= Material for this task =
-----

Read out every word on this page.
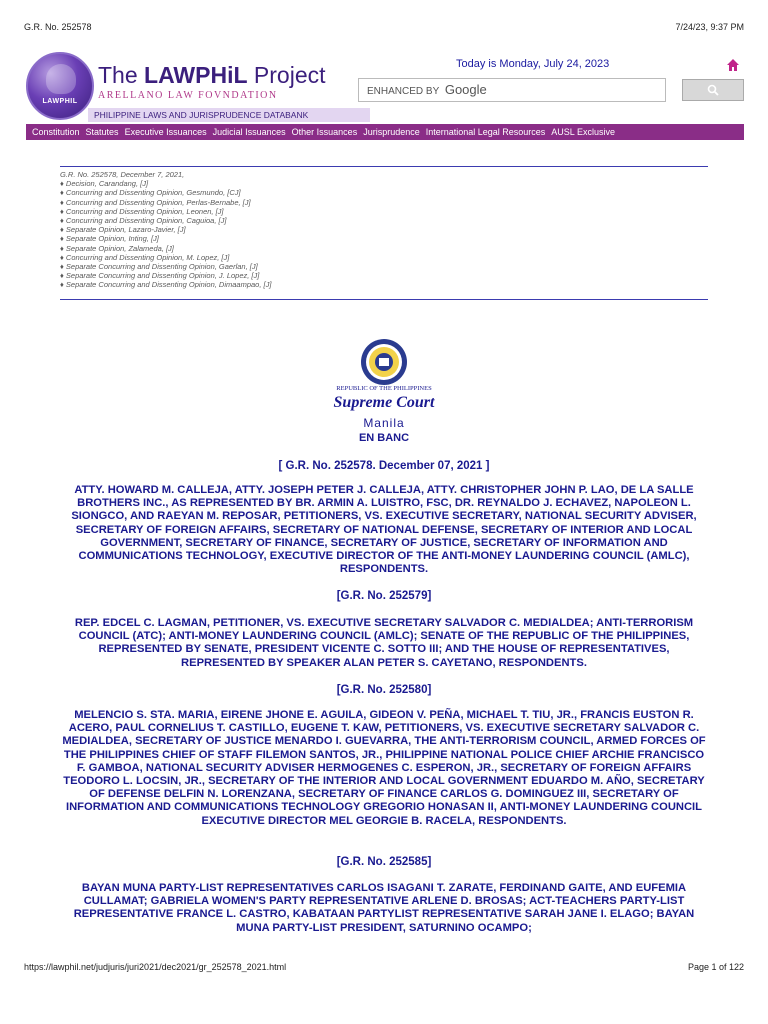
G.R. No. 252578	7/24/23, 9:37 PM
LAWPHIL
The LAWPHiL Project
ARELLANO LAW FOVNDATION
PHILIPPINE LAWS AND JURISPRUDENCE DATABANK
Today is Monday, July 24, 2023
ENHANCED BY Google
Constitution Statutes Executive Issuances Judicial Issuances Other Issuances Jurisprudence International Legal Resources AUSL Exclusive
G.R. No. 252578, December 7, 2021,
♦ Decision, Carandang, [J]
♦ Concurring and Dissenting Opinion, Gesmundo, [CJ]
♦ Concurring and Dissenting Opinion, Perlas-Bernabe, [J]
♦ Concurring and Dissenting Opinion, Leonen, [J]
♦ Concurring and Dissenting Opinion, Caguioa, [J]
♦ Separate Opinion, Lazaro-Javier, [J]
♦ Separate Opinion, Inting, [J]
♦ Separate Opinion, Zalameda, [J]
♦ Concurring and Dissenting Opinion, M. Lopez, [J]
♦ Separate Concurring and Dissenting Opinion, Gaerlan, [J]
♦ Separate Concurring and Dissenting Opinion, J. Lopez, [J]
♦ Separate Concurring and Dissenting Opinion, Dimaampao, [J]
REPUBLIC OF THE PHILIPPINES
Supreme Court
Manila
EN BANC
[ G.R. No. 252578. December 07, 2021 ]
ATTY. HOWARD M. CALLEJA, ATTY. JOSEPH PETER J. CALLEJA, ATTY. CHRISTOPHER JOHN P. LAO, DE LA SALLE BROTHERS INC., AS REPRESENTED BY BR. ARMIN A. LUISTRO, FSC, DR. REYNALDO J. ECHAVEZ, NAPOLEON L. SIONGCO, AND RAEYAN M. REPOSAR, PETITIONERS, VS. EXECUTIVE SECRETARY, NATIONAL SECURITY ADVISER, SECRETARY OF FOREIGN AFFAIRS, SECRETARY OF NATIONAL DEFENSE, SECRETARY OF INTERIOR AND LOCAL GOVERNMENT, SECRETARY OF FINANCE, SECRETARY OF JUSTICE, SECRETARY OF INFORMATION AND COMMUNICATIONS TECHNOLOGY, EXECUTIVE DIRECTOR OF THE ANTI-MONEY LAUNDERING COUNCIL (AMLC), RESPONDENTS.
[G.R. No. 252579]
REP. EDCEL C. LAGMAN, PETITIONER, VS. EXECUTIVE SECRETARY SALVADOR C. MEDIALDEA; ANTI-TERRORISM COUNCIL (ATC); ANTI-MONEY LAUNDERING COUNCIL (AMLC); SENATE OF THE REPUBLIC OF THE PHILIPPINES, REPRESENTED BY SENATE, PRESIDENT VICENTE C. SOTTO III; AND THE HOUSE OF REPRESENTATIVES, REPRESENTED BY SPEAKER ALAN PETER S. CAYETANO, RESPONDENTS.
[G.R. No. 252580]
MELENCIO S. STA. MARIA, EIRENE JHONE E. AGUILA, GIDEON V. PEÑA, MICHAEL T. TIU, JR., FRANCIS EUSTON R. ACERO, PAUL CORNELIUS T. CASTILLO, EUGENE T. KAW, PETITIONERS, VS. EXECUTIVE SECRETARY SALVADOR C. MEDIALDEA, SECRETARY OF JUSTICE MENARDO I. GUEVARRA, THE ANTI-TERRORISM COUNCIL, ARMED FORCES OF THE PHILIPPINES CHIEF OF STAFF FILEMON SANTOS, JR., PHILIPPINE NATIONAL POLICE CHIEF ARCHIE FRANCISCO F. GAMBOA, NATIONAL SECURITY ADVISER HERMOGENES C. ESPERON, JR., SECRETARY OF FOREIGN AFFAIRS TEODORO L. LOCSIN, JR., SECRETARY OF THE INTERIOR AND LOCAL GOVERNMENT EDUARDO M. AÑO, SECRETARY OF DEFENSE DELFIN N. LORENZANA, SECRETARY OF FINANCE CARLOS G. DOMINGUEZ III, SECRETARY OF INFORMATION AND COMMUNICATIONS TECHNOLOGY GREGORIO HONASAN II, ANTI-MONEY LAUNDERING COUNCIL EXECUTIVE DIRECTOR MEL GEORGIE B. RACELA, RESPONDENTS.
[G.R. No. 252585]
BAYAN MUNA PARTY-LIST REPRESENTATIVES CARLOS ISAGANI T. ZARATE, FERDINAND GAITE, AND EUFEMIA CULLAMAT; GABRIELA WOMEN'S PARTY REPRESENTATIVE ARLENE D. BROSAS; ACT-TEACHERS PARTY-LIST REPRESENTATIVE FRANCE L. CASTRO, KABATAAN PARTYLIST REPRESENTATIVE SARAH JANE I. ELAGO; BAYAN MUNA PARTY-LIST PRESIDENT, SATURNINO OCAMPO;
https://lawphil.net/judjuris/juri2021/dec2021/gr_252578_2021.html	Page 1 of 122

-----

= Directions =
Apart from the pictures, set down all the entries above exactly.

= Exercise answer =
Read out every word on this page.
G.R. No. 252578	7/24/23, 9:37 PM
LAWPHIL
The LAWPHiL Project
ARELLANO LAW FOVNDATION
PHILIPPINE LAWS AND JURISPRUDENCE DATABANK
Today is Monday, July 24, 2023
ENHANCED BY Google
Constitution Statutes Executive Issuances Judicial Issuances Other Issuances Jurisprudence International Legal Resources AUSL Exclusive
G.R. No. 252578, December 7, 2021,
♦ Decision, Carandang, [J]
♦ Concurring and Dissenting Opinion, Gesmundo, [CJ]
♦ Concurring and Dissenting Opinion, Perlas-Bernabe, [J]
♦ Concurring and Dissenting Opinion, Leonen, [J]
♦ Concurring and Dissenting Opinion, Caguioa, [J]
♦ Separate Opinion, Lazaro-Javier, [J]
♦ Separate Opinion, Inting, [J]
♦ Separate Opinion, Zalameda, [J]
♦ Concurring and Dissenting Opinion, M. Lopez, [J]
♦ Separate Concurring and Dissenting Opinion, Gaerlan, [J]
♦ Separate Concurring and Dissenting Opinion, J. Lopez, [J]
♦ Separate Concurring and Dissenting Opinion, Dimaampao, [J]
REPUBLIC OF THE PHILIPPINES
Supreme Court
Manila
EN BANC
[ G.R. No. 252578. December 07, 2021 ]
ATTY. HOWARD M. CALLEJA, ATTY. JOSEPH PETER J. CALLEJA, ATTY. CHRISTOPHER JOHN P. LAO, DE LA SALLE BROTHERS INC., AS REPRESENTED BY BR. ARMIN A. LUISTRO, FSC, DR. REYNALDO J. ECHAVEZ, NAPOLEON L. SIONGCO, AND RAEYAN M. REPOSAR, PETITIONERS, VS. EXECUTIVE SECRETARY, NATIONAL SECURITY ADVISER, SECRETARY OF FOREIGN AFFAIRS, SECRETARY OF NATIONAL DEFENSE, SECRETARY OF INTERIOR AND LOCAL GOVERNMENT, SECRETARY OF FINANCE, SECRETARY OF JUSTICE, SECRETARY OF INFORMATION AND COMMUNICATIONS TECHNOLOGY, EXECUTIVE DIRECTOR OF THE ANTI-MONEY LAUNDERING COUNCIL (AMLC), RESPONDENTS.
[G.R. No. 252579]
REP. EDCEL C. LAGMAN, PETITIONER, VS. EXECUTIVE SECRETARY SALVADOR C. MEDIALDEA; ANTI-TERRORISM COUNCIL (ATC); ANTI-MONEY LAUNDERING COUNCIL (AMLC); SENATE OF THE REPUBLIC OF THE PHILIPPINES, REPRESENTED BY SENATE, PRESIDENT VICENTE C. SOTTO III; AND THE HOUSE OF REPRESENTATIVES, REPRESENTED BY SPEAKER ALAN PETER S. CAYETANO, RESPONDENTS.
[G.R. No. 252580]
MELENCIO S. STA. MARIA, EIRENE JHONE E. AGUILA, GIDEON V. PEÑA, MICHAEL T. TIU, JR., FRANCIS EUSTON R. ACERO, PAUL CORNELIUS T. CASTILLO, EUGENE T. KAW, PETITIONERS, VS. EXECUTIVE SECRETARY SALVADOR C. MEDIALDEA, SECRETARY OF JUSTICE MENARDO I. GUEVARRA, THE ANTI-TERRORISM COUNCIL, ARMED FORCES OF THE PHILIPPINES CHIEF OF STAFF FILEMON SANTOS, JR., PHILIPPINE NATIONAL POLICE CHIEF ARCHIE FRANCISCO F. GAMBOA, NATIONAL SECURITY ADVISER HERMOGENES C. ESPERON, JR., SECRETARY OF FOREIGN AFFAIRS TEODORO L. LOCSIN, JR., SECRETARY OF THE INTERIOR AND LOCAL GOVERNMENT EDUARDO M. AÑO, SECRETARY OF DEFENSE DELFIN N. LORENZANA, SECRETARY OF FINANCE CARLOS G. DOMINGUEZ III, SECRETARY OF INFORMATION AND COMMUNICATIONS TECHNOLOGY GREGORIO HONASAN II, ANTI-MONEY LAUNDERING COUNCIL EXECUTIVE DIRECTOR MEL GEORGIE B. RACELA, RESPONDENTS.
[G.R. No. 252585]
BAYAN MUNA PARTY-LIST REPRESENTATIVES CARLOS ISAGANI T. ZARATE, FERDINAND GAITE, AND EUFEMIA CULLAMAT; GABRIELA WOMEN'S PARTY REPRESENTATIVE ARLENE D. BROSAS; ACT-TEACHERS PARTY-LIST REPRESENTATIVE FRANCE L. CASTRO, KABATAAN PARTYLIST REPRESENTATIVE SARAH JANE I. ELAGO; BAYAN MUNA PARTY-LIST PRESIDENT, SATURNINO OCAMPO;
https://lawphil.net/judjuris/juri2021/dec2021/gr_252578_2021.html	Page 1 of 122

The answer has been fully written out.